● **Description of the task**: Reproduce each line that includes the word "title".
>> Begin
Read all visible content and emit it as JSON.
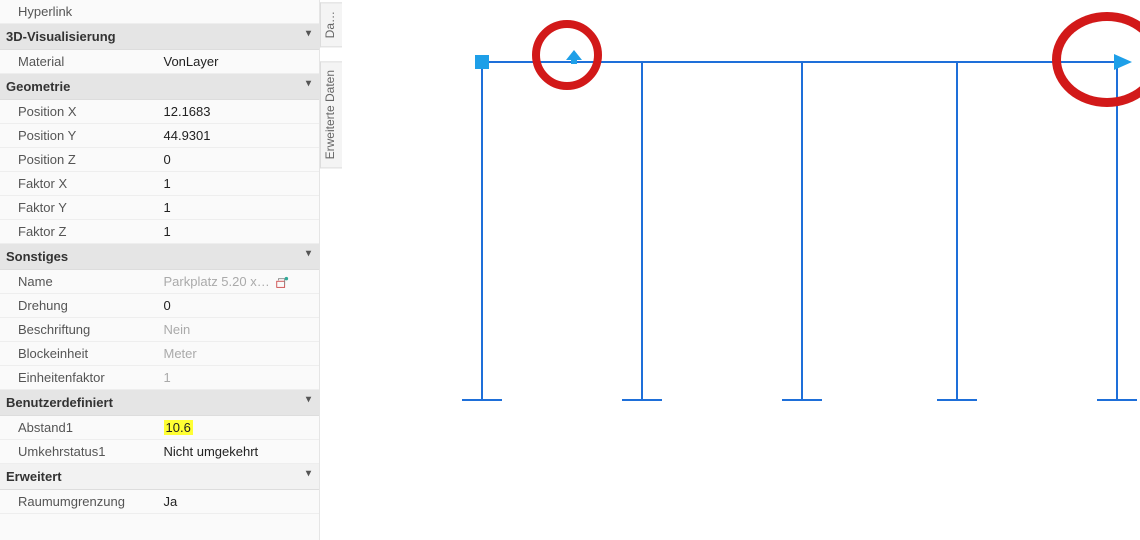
{
  "panel": {
    "topRow": {
      "label": "Hyperlink",
      "value": ""
    },
    "sections": [
      {
        "title": "3D-Visualisierung",
        "rows": [
          {
            "label": "Material",
            "value": "VonLayer"
          }
        ]
      },
      {
        "title": "Geometrie",
        "rows": [
          {
            "label": "Position X",
            "value": "12.1683"
          },
          {
            "label": "Position Y",
            "value": "44.9301"
          },
          {
            "label": "Position Z",
            "value": "0"
          },
          {
            "label": "Faktor X",
            "value": "1"
          },
          {
            "label": "Faktor Y",
            "value": "1"
          },
          {
            "label": "Faktor Z",
            "value": "1"
          }
        ]
      },
      {
        "title": "Sonstiges",
        "rows": [
          {
            "label": "Name",
            "value": "Parkplatz 5.20 x…",
            "muted": true,
            "editable": true
          },
          {
            "label": "Drehung",
            "value": "0"
          },
          {
            "label": "Beschriftung",
            "value": "Nein",
            "muted": true
          },
          {
            "label": "Blockeinheit",
            "value": "Meter",
            "muted": true
          },
          {
            "label": "Einheitenfaktor",
            "value": "1",
            "muted": true
          }
        ]
      },
      {
        "title": "Benutzerdefiniert",
        "rows": [
          {
            "label": "Abstand1",
            "value": "10.6",
            "highlight": true
          },
          {
            "label": "Umkehrstatus1",
            "value": "Nicht umgekehrt"
          }
        ]
      },
      {
        "title": "Erweitert",
        "rows": [
          {
            "label": "Raumumgrenzung",
            "value": "Ja"
          }
        ]
      }
    ]
  },
  "tabs": {
    "tab1": "Da…",
    "tab2": "Erweiterte Daten"
  },
  "drawing": {
    "strokeColor": "#1e6fd9",
    "gripColor": "#1e9fe8",
    "annotationColor": "#d21919"
  }
}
>> End
● **Result of the exercise**:
        "title": "3D-Visualisierung",
        "title": "Geometrie",
        "title": "Sonstiges",
        "title": "Benutzerdefiniert",
        "title": "Erweitert",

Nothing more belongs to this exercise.